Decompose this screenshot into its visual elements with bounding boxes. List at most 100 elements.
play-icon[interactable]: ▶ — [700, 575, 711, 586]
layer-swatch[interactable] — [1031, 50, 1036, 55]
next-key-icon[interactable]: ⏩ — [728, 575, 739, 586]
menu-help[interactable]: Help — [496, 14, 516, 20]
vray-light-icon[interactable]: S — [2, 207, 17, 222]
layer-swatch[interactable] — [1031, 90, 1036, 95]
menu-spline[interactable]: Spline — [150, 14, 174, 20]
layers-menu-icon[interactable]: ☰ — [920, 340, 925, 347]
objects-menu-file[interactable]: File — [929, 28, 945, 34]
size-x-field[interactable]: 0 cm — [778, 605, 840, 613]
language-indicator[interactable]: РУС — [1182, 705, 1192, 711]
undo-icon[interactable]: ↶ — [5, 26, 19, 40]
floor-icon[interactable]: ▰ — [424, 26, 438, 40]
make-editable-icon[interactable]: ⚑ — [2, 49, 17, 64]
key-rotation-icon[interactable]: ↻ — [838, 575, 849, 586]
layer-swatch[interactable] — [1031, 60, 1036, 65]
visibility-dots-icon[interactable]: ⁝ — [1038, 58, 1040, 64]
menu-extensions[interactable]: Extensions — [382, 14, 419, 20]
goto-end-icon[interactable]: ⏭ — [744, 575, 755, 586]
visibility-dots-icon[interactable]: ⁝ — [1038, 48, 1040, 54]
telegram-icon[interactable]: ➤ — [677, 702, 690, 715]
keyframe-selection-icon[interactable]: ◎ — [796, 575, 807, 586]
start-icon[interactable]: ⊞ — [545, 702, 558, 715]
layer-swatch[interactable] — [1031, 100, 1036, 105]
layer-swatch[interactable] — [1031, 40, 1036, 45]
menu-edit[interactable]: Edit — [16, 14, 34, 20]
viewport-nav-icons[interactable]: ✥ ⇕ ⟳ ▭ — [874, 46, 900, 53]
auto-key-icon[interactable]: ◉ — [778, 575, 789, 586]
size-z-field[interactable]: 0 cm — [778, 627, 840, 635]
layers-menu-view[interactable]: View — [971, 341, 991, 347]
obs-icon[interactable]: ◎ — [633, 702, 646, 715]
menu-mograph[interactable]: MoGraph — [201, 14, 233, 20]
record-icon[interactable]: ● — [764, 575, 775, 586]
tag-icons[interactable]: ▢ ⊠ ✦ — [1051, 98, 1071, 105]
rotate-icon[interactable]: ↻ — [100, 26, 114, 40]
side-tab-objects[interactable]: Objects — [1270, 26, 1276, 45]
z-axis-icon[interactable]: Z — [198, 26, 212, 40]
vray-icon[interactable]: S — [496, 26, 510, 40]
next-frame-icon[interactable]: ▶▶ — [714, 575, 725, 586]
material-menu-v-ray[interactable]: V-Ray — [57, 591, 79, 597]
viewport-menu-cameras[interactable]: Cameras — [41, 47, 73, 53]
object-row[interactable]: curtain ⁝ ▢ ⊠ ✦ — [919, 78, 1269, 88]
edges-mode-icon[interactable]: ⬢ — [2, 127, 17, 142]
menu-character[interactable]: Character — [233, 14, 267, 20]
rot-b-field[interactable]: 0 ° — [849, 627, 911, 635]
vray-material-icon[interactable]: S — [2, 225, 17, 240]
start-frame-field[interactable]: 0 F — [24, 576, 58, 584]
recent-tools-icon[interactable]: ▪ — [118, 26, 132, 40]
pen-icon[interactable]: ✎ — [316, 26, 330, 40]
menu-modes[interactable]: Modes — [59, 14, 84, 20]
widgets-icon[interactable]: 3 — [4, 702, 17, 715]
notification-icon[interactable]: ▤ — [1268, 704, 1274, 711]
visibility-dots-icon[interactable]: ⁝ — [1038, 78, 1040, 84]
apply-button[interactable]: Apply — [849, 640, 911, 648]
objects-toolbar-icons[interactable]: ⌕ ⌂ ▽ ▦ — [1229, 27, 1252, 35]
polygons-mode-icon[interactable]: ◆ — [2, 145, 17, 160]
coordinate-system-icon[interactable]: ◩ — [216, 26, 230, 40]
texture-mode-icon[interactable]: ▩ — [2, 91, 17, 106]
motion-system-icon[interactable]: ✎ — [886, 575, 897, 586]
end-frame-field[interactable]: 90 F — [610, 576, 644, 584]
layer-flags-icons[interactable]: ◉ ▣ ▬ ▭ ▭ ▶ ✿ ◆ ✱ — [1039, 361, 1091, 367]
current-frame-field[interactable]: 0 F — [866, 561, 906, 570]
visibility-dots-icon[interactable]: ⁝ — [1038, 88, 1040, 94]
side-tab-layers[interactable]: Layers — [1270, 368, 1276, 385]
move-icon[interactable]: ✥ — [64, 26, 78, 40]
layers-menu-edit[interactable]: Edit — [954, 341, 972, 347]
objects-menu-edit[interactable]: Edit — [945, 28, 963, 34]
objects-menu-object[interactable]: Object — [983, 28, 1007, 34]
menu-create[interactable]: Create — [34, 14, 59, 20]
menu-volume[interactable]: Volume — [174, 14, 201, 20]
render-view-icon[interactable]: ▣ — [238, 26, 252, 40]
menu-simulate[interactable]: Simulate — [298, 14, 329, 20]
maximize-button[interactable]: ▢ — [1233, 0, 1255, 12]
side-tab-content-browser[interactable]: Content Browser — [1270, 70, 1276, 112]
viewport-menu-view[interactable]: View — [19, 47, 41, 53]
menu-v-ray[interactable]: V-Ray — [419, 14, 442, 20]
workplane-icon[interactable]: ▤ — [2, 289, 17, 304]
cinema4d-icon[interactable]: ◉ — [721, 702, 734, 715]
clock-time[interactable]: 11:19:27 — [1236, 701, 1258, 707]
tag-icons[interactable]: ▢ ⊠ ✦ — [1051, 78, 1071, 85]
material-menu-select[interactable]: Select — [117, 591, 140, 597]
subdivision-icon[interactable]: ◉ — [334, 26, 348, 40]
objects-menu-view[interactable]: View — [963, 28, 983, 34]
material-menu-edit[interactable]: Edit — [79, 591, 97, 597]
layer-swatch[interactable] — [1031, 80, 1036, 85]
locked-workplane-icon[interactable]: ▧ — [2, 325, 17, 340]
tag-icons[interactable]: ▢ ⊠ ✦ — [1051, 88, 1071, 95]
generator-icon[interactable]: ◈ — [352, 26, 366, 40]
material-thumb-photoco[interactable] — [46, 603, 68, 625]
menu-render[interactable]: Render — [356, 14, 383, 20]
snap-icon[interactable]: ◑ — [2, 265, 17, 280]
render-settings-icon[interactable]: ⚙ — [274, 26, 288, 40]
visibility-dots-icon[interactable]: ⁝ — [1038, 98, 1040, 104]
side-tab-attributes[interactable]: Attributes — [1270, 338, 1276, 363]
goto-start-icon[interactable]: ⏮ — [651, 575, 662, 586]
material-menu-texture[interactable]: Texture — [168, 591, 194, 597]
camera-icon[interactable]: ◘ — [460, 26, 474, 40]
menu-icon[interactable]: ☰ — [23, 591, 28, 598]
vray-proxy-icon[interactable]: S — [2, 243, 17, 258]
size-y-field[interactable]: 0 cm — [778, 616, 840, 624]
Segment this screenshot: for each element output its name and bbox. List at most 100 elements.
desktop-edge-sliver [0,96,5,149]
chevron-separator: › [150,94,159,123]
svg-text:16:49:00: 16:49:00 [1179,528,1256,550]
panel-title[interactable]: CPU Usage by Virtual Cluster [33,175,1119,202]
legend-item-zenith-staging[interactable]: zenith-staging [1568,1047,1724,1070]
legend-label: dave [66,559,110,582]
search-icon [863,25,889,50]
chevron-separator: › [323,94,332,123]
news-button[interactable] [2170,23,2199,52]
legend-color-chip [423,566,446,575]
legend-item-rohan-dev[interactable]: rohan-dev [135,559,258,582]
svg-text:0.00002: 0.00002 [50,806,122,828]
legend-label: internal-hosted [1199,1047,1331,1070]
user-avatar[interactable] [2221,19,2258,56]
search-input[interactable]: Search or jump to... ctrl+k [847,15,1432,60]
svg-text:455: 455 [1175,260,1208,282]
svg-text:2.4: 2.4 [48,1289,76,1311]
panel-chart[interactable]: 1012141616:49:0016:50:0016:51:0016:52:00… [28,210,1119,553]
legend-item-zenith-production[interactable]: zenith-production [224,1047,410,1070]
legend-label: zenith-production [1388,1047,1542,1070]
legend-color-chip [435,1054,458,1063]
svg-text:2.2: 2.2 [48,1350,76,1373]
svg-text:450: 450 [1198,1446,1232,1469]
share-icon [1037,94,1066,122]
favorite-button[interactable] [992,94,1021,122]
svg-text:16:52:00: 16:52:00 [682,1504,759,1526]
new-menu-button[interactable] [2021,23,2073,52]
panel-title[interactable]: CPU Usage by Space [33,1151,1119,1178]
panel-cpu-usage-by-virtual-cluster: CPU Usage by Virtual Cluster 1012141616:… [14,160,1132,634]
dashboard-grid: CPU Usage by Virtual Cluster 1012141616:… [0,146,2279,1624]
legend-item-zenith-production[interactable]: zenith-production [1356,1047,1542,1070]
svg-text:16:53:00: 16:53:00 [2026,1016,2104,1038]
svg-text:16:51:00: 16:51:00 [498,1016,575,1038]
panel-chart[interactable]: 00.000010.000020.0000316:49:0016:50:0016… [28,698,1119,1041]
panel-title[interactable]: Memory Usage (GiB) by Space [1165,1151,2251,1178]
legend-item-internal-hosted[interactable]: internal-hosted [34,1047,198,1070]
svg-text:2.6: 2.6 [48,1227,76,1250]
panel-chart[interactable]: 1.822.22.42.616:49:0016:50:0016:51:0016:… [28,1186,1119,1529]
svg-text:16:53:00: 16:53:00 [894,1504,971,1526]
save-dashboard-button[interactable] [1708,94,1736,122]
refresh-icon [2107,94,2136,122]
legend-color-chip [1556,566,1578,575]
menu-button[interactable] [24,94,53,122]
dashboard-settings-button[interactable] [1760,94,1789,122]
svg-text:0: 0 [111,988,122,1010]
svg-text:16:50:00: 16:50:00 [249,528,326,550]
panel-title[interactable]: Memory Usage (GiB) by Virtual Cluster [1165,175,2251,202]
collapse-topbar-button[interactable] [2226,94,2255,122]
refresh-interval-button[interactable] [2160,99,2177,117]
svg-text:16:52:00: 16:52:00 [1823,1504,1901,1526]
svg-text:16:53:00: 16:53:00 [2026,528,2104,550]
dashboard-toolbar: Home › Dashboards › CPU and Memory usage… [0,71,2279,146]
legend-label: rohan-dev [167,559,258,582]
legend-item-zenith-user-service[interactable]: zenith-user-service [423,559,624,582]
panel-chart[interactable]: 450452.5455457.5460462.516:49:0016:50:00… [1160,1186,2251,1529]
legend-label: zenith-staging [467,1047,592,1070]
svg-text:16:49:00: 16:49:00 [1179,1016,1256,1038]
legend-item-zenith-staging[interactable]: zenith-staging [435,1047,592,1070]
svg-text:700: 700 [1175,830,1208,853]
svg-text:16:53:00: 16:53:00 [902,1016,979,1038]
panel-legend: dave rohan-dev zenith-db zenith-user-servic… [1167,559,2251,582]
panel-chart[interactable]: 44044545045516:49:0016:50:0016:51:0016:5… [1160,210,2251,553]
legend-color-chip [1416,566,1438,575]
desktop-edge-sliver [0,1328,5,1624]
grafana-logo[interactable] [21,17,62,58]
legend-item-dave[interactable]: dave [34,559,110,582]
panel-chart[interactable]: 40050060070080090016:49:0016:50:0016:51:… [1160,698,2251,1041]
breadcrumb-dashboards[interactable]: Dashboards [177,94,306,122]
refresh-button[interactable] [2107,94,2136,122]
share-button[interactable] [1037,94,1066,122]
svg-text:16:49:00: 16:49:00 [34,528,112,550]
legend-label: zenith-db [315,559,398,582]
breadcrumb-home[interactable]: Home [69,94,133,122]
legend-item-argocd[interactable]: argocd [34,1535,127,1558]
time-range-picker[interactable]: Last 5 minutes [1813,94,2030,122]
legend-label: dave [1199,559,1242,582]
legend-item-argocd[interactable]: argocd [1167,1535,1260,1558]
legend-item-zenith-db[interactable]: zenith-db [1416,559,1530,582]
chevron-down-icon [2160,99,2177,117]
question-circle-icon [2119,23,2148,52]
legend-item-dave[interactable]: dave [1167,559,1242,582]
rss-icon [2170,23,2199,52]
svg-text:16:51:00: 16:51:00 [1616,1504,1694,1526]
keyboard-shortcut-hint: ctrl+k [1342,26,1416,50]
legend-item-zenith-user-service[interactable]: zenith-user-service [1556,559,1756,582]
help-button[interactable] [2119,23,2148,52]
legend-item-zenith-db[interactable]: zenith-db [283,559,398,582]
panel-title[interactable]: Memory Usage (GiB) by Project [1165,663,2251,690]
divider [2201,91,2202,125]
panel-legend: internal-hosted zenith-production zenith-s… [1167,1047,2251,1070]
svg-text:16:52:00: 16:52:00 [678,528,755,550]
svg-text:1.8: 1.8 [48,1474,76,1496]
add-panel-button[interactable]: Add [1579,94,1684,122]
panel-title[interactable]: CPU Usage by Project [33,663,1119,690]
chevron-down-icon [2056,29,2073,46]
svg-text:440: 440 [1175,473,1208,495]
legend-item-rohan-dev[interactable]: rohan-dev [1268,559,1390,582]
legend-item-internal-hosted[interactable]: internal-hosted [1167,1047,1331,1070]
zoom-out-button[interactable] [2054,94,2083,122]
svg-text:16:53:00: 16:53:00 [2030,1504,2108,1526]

Short task: Rewrite the records from the start through the line with "menu-spline[interactable]: Spline —", replacing "layer-swatch" with "color-swatch" and leaving everything else unchanged.

Full solution:
Decompose this screenshot into its visual elements with bounding boxes. List at most 100 elements.
play-icon[interactable]: ▶ — [700, 575, 711, 586]
color-swatch[interactable] — [1031, 50, 1036, 55]
next-key-icon[interactable]: ⏩ — [728, 575, 739, 586]
menu-help[interactable]: Help — [496, 14, 516, 20]
vray-light-icon[interactable]: S — [2, 207, 17, 222]
color-swatch[interactable] — [1031, 90, 1036, 95]
menu-spline[interactable]: Spline — [150, 14, 174, 20]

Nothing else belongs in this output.